EXERCISE GOAL
Return each line of the material verbatim.

DATA RECORDS
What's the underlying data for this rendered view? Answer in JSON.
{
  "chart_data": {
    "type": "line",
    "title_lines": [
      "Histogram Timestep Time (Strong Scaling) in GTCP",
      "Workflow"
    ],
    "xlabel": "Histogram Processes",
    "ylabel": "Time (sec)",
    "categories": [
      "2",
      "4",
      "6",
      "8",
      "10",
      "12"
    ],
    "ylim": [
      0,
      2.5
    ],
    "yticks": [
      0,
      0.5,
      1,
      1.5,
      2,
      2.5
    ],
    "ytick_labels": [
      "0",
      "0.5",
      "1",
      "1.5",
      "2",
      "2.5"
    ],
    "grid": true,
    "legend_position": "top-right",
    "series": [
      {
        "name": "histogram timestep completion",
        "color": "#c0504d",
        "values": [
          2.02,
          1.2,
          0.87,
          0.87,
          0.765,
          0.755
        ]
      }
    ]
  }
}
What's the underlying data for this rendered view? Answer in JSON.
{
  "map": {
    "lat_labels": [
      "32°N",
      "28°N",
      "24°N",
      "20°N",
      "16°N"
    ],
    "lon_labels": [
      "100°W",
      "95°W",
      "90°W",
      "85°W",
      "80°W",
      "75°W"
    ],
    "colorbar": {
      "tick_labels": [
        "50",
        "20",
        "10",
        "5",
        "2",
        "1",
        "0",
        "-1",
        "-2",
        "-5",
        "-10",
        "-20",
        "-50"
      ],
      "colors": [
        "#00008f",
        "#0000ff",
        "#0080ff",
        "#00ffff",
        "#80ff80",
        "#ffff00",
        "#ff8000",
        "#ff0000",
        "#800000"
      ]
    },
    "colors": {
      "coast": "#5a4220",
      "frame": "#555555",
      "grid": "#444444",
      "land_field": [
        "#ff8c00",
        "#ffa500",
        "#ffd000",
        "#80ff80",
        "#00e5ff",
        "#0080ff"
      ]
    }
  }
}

EXERCISE OUTPUT
What's the underlying data for this rendered view? Answer in JSON.
{
  "chart_data": {
    "type": "line",
    "title_lines": [
      "Histogram Timestep Time (Strong Scaling) in GTCP",
      "Workflow"
    ],
    "xlabel": "Histogram Processes",
    "ylabel": "Time (sec)",
    "categories": [
      "2",
      "4",
      "6",
      "8",
      "10",
      "12"
    ],
    "ylim": [
      0,
      2.5
    ],
    "yticks": [
      0,
      0.5,
      1,
      1.5,
      2,
      2.5
    ],
    "ytick_labels": [
      "0",
      "0.5",
      "1",
      "1.5",
      "2",
      "2.5"
    ],
    "grid": true,
    "legend_position": "top-right",
    "series": [
      {
        "name": "histogram timestep completion",
        "color": "#c0504d",
        "values": [
          2.02,
          1.2,
          0.87,
          0.87,
          0.765,
          0.755
        ]
      }
    ]
  }
}
What's the underlying data for this rendered view? Answer in JSON.
{
  "map": {
    "lat_labels": [
      "32°N",
      "28°N",
      "24°N",
      "20°N",
      "16°N"
    ],
    "lon_labels": [
      "100°W",
      "95°W",
      "90°W",
      "85°W",
      "80°W",
      "75°W"
    ],
    "colorbar": {
      "tick_labels": [
        "50",
        "20",
        "10",
        "5",
        "2",
        "1",
        "0",
        "-1",
        "-2",
        "-5",
        "-10",
        "-20",
        "-50"
      ],
      "colors": [
        "#00008f",
        "#0000ff",
        "#0080ff",
        "#00ffff",
        "#80ff80",
        "#ffff00",
        "#ff8000",
        "#ff0000",
        "#800000"
      ]
    },
    "colors": {
      "coast": "#5a4220",
      "frame": "#555555",
      "grid": "#444444",
      "land_field": [
        "#ff8c00",
        "#ffa500",
        "#ffd000",
        "#80ff80",
        "#00e5ff",
        "#0080ff"
      ]
    }
  }
}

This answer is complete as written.